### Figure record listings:
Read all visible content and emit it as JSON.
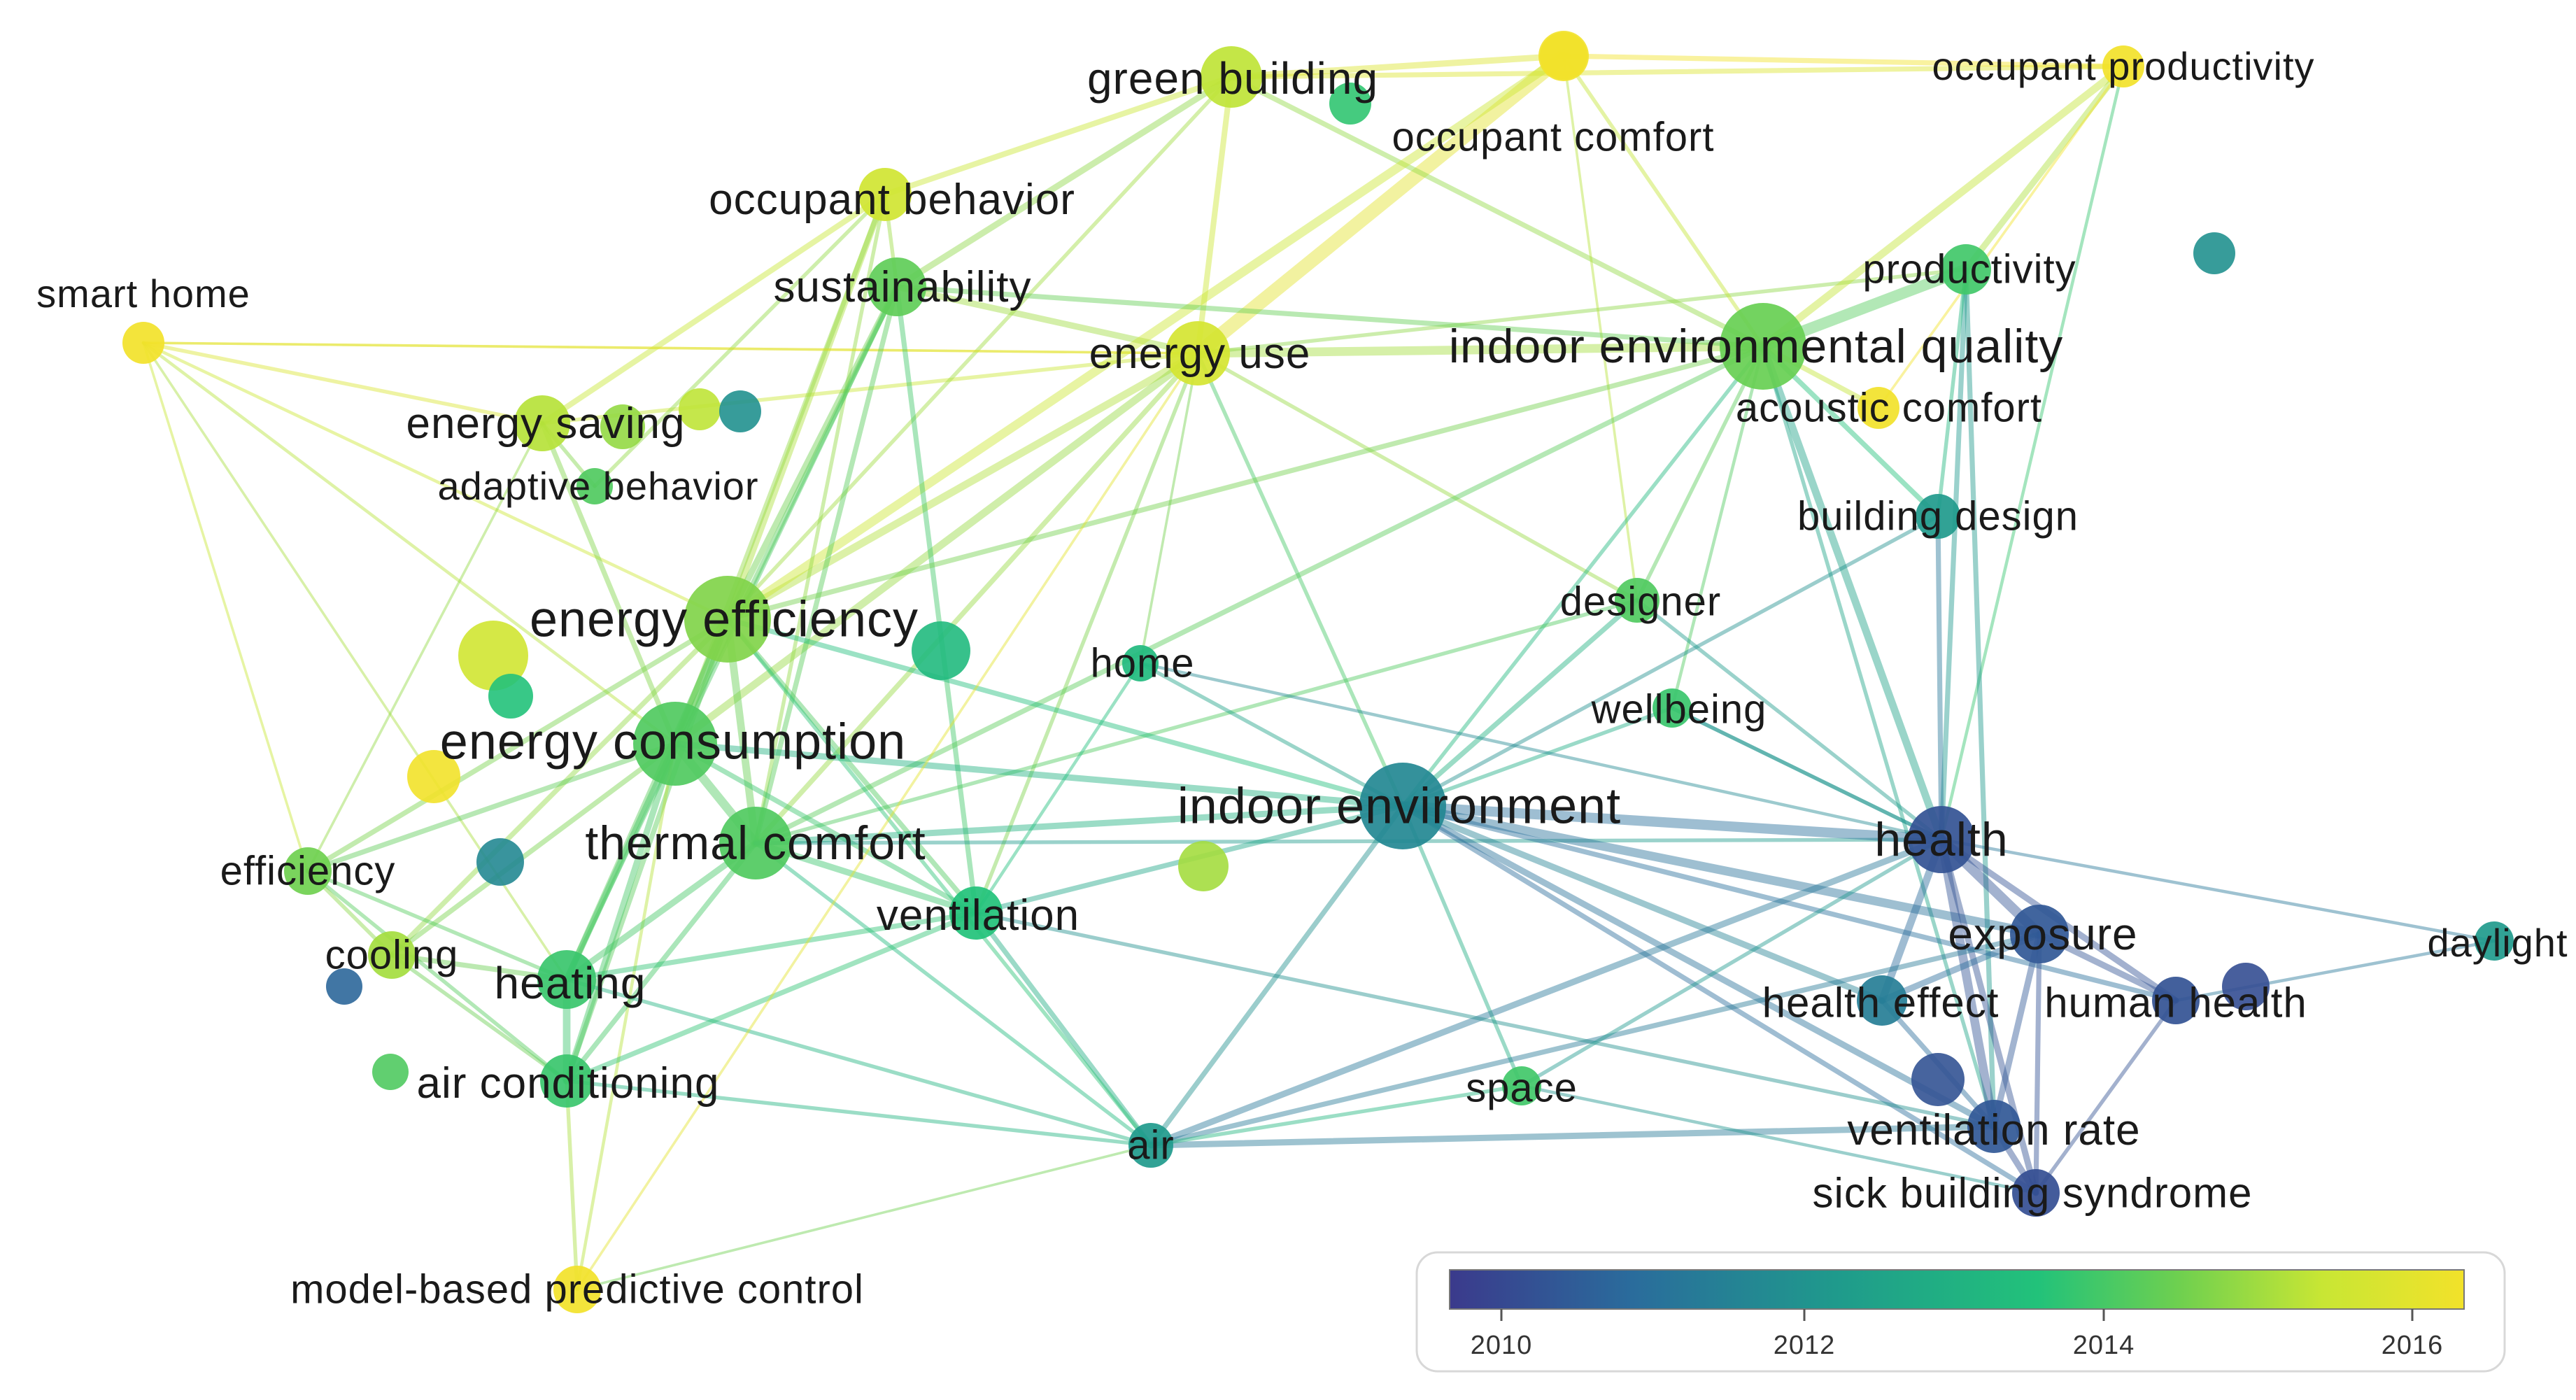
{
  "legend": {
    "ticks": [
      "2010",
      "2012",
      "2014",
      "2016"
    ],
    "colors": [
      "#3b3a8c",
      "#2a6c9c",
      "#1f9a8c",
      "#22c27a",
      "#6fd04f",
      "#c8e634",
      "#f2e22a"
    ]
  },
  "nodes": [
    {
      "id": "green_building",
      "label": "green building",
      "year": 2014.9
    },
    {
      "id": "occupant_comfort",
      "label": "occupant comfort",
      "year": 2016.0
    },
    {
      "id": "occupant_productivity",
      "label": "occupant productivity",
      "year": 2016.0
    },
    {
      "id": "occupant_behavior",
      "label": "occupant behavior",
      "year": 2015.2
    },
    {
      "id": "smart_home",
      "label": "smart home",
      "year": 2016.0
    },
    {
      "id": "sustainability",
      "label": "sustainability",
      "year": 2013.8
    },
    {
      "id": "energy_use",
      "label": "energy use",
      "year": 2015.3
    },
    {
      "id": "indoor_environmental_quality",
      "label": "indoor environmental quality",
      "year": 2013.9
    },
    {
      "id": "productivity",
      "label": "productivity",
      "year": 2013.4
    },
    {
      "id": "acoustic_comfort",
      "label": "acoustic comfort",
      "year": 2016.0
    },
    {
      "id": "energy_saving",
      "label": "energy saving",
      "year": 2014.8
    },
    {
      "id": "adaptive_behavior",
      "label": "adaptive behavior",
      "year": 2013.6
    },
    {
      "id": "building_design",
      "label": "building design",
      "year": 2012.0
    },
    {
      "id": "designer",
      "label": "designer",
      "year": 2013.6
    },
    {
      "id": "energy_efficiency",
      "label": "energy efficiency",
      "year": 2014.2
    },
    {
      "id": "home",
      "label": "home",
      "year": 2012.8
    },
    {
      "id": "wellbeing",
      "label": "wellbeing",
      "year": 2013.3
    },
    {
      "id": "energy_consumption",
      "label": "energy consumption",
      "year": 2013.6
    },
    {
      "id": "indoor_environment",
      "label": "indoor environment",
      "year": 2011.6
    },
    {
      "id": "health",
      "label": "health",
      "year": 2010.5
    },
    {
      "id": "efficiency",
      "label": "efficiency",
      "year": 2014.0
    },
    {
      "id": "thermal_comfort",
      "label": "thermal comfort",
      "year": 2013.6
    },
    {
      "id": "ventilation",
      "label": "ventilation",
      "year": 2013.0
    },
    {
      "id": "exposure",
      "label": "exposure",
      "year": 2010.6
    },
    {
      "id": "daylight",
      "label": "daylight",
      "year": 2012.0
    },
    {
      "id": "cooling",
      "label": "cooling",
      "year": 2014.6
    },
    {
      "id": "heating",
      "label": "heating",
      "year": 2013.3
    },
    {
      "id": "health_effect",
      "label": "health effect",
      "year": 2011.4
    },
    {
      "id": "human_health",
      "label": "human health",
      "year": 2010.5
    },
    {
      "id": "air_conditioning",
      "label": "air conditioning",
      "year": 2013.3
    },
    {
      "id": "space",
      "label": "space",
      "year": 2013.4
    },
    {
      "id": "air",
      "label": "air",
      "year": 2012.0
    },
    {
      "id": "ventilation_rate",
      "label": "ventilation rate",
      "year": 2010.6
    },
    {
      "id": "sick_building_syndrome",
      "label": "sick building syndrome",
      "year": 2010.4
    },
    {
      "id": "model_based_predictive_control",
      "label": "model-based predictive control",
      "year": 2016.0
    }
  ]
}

### Job:
Skip the images and write out the rest of the listing exactly.

### Answer to the problem:
Read all visible content and emit it as JSON.
{
  "legend": {
    "ticks": [
      "2010",
      "2012",
      "2014",
      "2016"
    ],
    "colors": [
      "#3b3a8c",
      "#2a6c9c",
      "#1f9a8c",
      "#22c27a",
      "#6fd04f",
      "#c8e634",
      "#f2e22a"
    ]
  },
  "nodes": [
    {
      "id": "green_building",
      "label": "green building",
      "year": 2014.9
    },
    {
      "id": "occupant_comfort",
      "label": "occupant comfort",
      "year": 2016.0
    },
    {
      "id": "occupant_productivity",
      "label": "occupant productivity",
      "year": 2016.0
    },
    {
      "id": "occupant_behavior",
      "label": "occupant behavior",
      "year": 2015.2
    },
    {
      "id": "smart_home",
      "label": "smart home",
      "year": 2016.0
    },
    {
      "id": "sustainability",
      "label": "sustainability",
      "year": 2013.8
    },
    {
      "id": "energy_use",
      "label": "energy use",
      "year": 2015.3
    },
    {
      "id": "indoor_environmental_quality",
      "label": "indoor environmental quality",
      "year": 2013.9
    },
    {
      "id": "productivity",
      "label": "productivity",
      "year": 2013.4
    },
    {
      "id": "acoustic_comfort",
      "label": "acoustic comfort",
      "year": 2016.0
    },
    {
      "id": "energy_saving",
      "label": "energy saving",
      "year": 2014.8
    },
    {
      "id": "adaptive_behavior",
      "label": "adaptive behavior",
      "year": 2013.6
    },
    {
      "id": "building_design",
      "label": "building design",
      "year": 2012.0
    },
    {
      "id": "designer",
      "label": "designer",
      "year": 2013.6
    },
    {
      "id": "energy_efficiency",
      "label": "energy efficiency",
      "year": 2014.2
    },
    {
      "id": "home",
      "label": "home",
      "year": 2012.8
    },
    {
      "id": "wellbeing",
      "label": "wellbeing",
      "year": 2013.3
    },
    {
      "id": "energy_consumption",
      "label": "energy consumption",
      "year": 2013.6
    },
    {
      "id": "indoor_environment",
      "label": "indoor environment",
      "year": 2011.6
    },
    {
      "id": "health",
      "label": "health",
      "year": 2010.5
    },
    {
      "id": "efficiency",
      "label": "efficiency",
      "year": 2014.0
    },
    {
      "id": "thermal_comfort",
      "label": "thermal comfort",
      "year": 2013.6
    },
    {
      "id": "ventilation",
      "label": "ventilation",
      "year": 2013.0
    },
    {
      "id": "exposure",
      "label": "exposure",
      "year": 2010.6
    },
    {
      "id": "daylight",
      "label": "daylight",
      "year": 2012.0
    },
    {
      "id": "cooling",
      "label": "cooling",
      "year": 2014.6
    },
    {
      "id": "heating",
      "label": "heating",
      "year": 2013.3
    },
    {
      "id": "health_effect",
      "label": "health effect",
      "year": 2011.4
    },
    {
      "id": "human_health",
      "label": "human health",
      "year": 2010.5
    },
    {
      "id": "air_conditioning",
      "label": "air conditioning",
      "year": 2013.3
    },
    {
      "id": "space",
      "label": "space",
      "year": 2013.4
    },
    {
      "id": "air",
      "label": "air",
      "year": 2012.0
    },
    {
      "id": "ventilation_rate",
      "label": "ventilation rate",
      "year": 2010.6
    },
    {
      "id": "sick_building_syndrome",
      "label": "sick building syndrome",
      "year": 2010.4
    },
    {
      "id": "model_based_predictive_control",
      "label": "model-based predictive control",
      "year": 2016.0
    }
  ]
}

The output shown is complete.